(Data entries)
:::

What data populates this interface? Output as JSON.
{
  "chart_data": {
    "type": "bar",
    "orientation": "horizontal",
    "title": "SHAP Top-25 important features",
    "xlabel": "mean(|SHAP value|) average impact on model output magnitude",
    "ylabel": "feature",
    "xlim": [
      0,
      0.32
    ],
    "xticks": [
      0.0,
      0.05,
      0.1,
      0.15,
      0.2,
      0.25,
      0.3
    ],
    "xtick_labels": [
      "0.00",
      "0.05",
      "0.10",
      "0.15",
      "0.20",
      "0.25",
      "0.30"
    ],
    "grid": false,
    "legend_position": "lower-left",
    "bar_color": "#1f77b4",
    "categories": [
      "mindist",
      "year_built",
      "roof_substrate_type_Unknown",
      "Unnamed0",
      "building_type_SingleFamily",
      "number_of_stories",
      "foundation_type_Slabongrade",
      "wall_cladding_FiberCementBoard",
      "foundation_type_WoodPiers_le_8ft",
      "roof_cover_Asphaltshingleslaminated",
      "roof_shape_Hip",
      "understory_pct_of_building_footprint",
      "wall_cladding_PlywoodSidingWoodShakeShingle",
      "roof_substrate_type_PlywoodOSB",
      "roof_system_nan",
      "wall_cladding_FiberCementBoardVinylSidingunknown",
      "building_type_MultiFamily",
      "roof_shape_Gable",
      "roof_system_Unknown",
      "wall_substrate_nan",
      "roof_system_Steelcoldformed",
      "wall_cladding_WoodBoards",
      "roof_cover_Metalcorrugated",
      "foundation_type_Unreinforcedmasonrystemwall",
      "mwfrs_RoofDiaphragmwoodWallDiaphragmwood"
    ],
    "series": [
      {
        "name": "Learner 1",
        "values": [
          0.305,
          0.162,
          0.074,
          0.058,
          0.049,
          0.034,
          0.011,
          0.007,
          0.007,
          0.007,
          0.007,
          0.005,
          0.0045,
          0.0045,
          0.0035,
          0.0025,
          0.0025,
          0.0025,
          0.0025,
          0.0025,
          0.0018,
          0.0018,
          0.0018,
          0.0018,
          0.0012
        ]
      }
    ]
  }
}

:::

Faithfully copy every entry, leaving nothing out.

What data populates this interface? Output as JSON.
{
  "chart_data": {
    "type": "bar",
    "orientation": "horizontal",
    "title": "SHAP Top-25 important features",
    "xlabel": "mean(|SHAP value|) average impact on model output magnitude",
    "ylabel": "feature",
    "xlim": [
      0,
      0.32
    ],
    "xticks": [
      0.0,
      0.05,
      0.1,
      0.15,
      0.2,
      0.25,
      0.3
    ],
    "xtick_labels": [
      "0.00",
      "0.05",
      "0.10",
      "0.15",
      "0.20",
      "0.25",
      "0.30"
    ],
    "grid": false,
    "legend_position": "lower-left",
    "bar_color": "#1f77b4",
    "categories": [
      "mindist",
      "year_built",
      "roof_substrate_type_Unknown",
      "Unnamed0",
      "building_type_SingleFamily",
      "number_of_stories",
      "foundation_type_Slabongrade",
      "wall_cladding_FiberCementBoard",
      "foundation_type_WoodPiers_le_8ft",
      "roof_cover_Asphaltshingleslaminated",
      "roof_shape_Hip",
      "understory_pct_of_building_footprint",
      "wall_cladding_PlywoodSidingWoodShakeShingle",
      "roof_substrate_type_PlywoodOSB",
      "roof_system_nan",
      "wall_cladding_FiberCementBoardVinylSidingunknown",
      "building_type_MultiFamily",
      "roof_shape_Gable",
      "roof_system_Unknown",
      "wall_substrate_nan",
      "roof_system_Steelcoldformed",
      "wall_cladding_WoodBoards",
      "roof_cover_Metalcorrugated",
      "foundation_type_Unreinforcedmasonrystemwall",
      "mwfrs_RoofDiaphragmwoodWallDiaphragmwood"
    ],
    "series": [
      {
        "name": "Learner 1",
        "values": [
          0.305,
          0.162,
          0.074,
          0.058,
          0.049,
          0.034,
          0.011,
          0.007,
          0.007,
          0.007,
          0.007,
          0.005,
          0.0045,
          0.0045,
          0.0035,
          0.0025,
          0.0025,
          0.0025,
          0.0025,
          0.0025,
          0.0018,
          0.0018,
          0.0018,
          0.0018,
          0.0012
        ]
      }
    ]
  }
}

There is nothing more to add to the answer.